*To be done*:
1) According to Kim Gandy in the passage about the Gallo and Bobbitt case, why did the media largely ignore the domestic abuse story behind the incident?
2) Write the next part of the passage about the Gallo and Bobbitt case, picking up after its final sentence.

While Gallo's act was indeed shocking, such preposterous statements only serve to show that when it comes to women's allegations of rape and abuse, much less her acting out in self-protection, there is a fixation on what the woman did, rather than on what the man might have also done. And while the recent #MeToo movement contains no drama quite like Gallo's violent and impulsive defense, two decades have done very little to repair this war of perspectives.

Even as Bobbitt's supporters painted Gallo as crazy and vengeful, women felt differently: "We're thinking, God, what did he do to make her do something like that?" one of the nurses who attended to Bobbitt's wound said. Women who had been similarly abused or raped saw Gallo as a hero, with Gallo recalling overhearing one say "someone did what I always wanted to do." Yet the former president of the National Organization for Women, Kim Gandy, explained that on the whole "the public was so entranced by" Gallo's act that they couldn't see "what might have driven a victim to do what she did." Gandy added that the domestic abuse story behind the incident was largely ignored by the media because it was male editors who were shaping the coverage.

*Data*:

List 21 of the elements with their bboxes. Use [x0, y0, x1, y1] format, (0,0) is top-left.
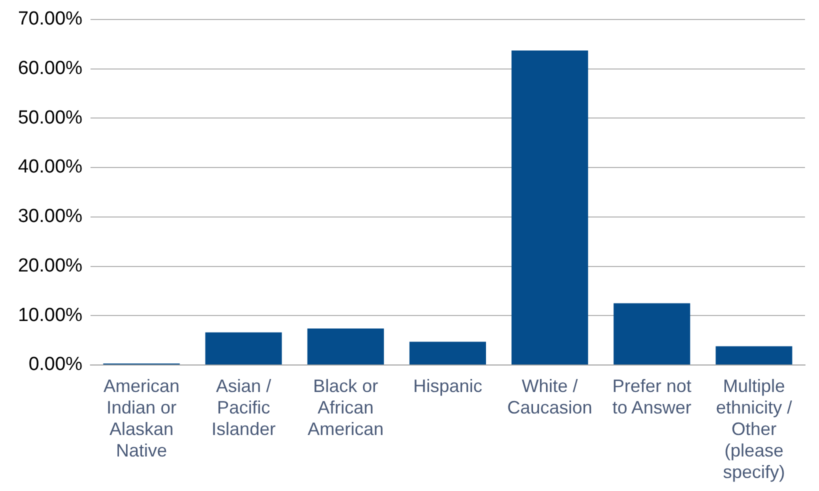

*Responses*:
1) Because male editors were shaping the coverage.

2)
In fact, many men following the Bobbitt case had the opposite response of women, putting themselves in Bobbitt's shoes. "You know, oh man, I started thinking about my wife," the crime scene technician told Lorena's filmmakers. Bobbitt became a celebrity especially among men after his recovery, appearing on Howard Stern and other talk shows, signing autographs, and eventually making a minor career for himself as a porn star. As one dismayed op-ed read: "He beats his wife and is a celebrity. God help us all." It's a nauseatingly familiar sentiment for many who have watched #MeToo unfold these past couple years.

The excuses made by Bobbitt's allies are still being made today. One common joke, for example, is that a victim isn't attractive enough to rape. "I don't even buy this whole thing that he was raping her and stuff," Howard Stern said on a show on which Bobbitt was a guest. "She's not that great looking. She's got a lot of pimples, your ex-wife." Such a refrain would return in 2016 when then-candidate Donald Trump brushed off accusations of sexual assault, implying his accusers were too unattractive.

Gaslighting is also used to diminish allegations. "When Mr. Bobbitt did what she perceived as a rape, that was a challenge to her sense of control," Dr. Evan Nelson, the Virginia state forensic psychologist, argued at Gallo's trial, raising the question of whether it had been rape at all. His words feel eerily like Carlson's claim that Ford couldn't be relied on to know if she was assaulted by Kavanaugh or not. Likewise, statements of I don't remember that happening or I don't remember it happening like that from men, often framed in the form of an apology after an allegation, echo the unspoken threat that it is the woman who somehow got it all mixed up.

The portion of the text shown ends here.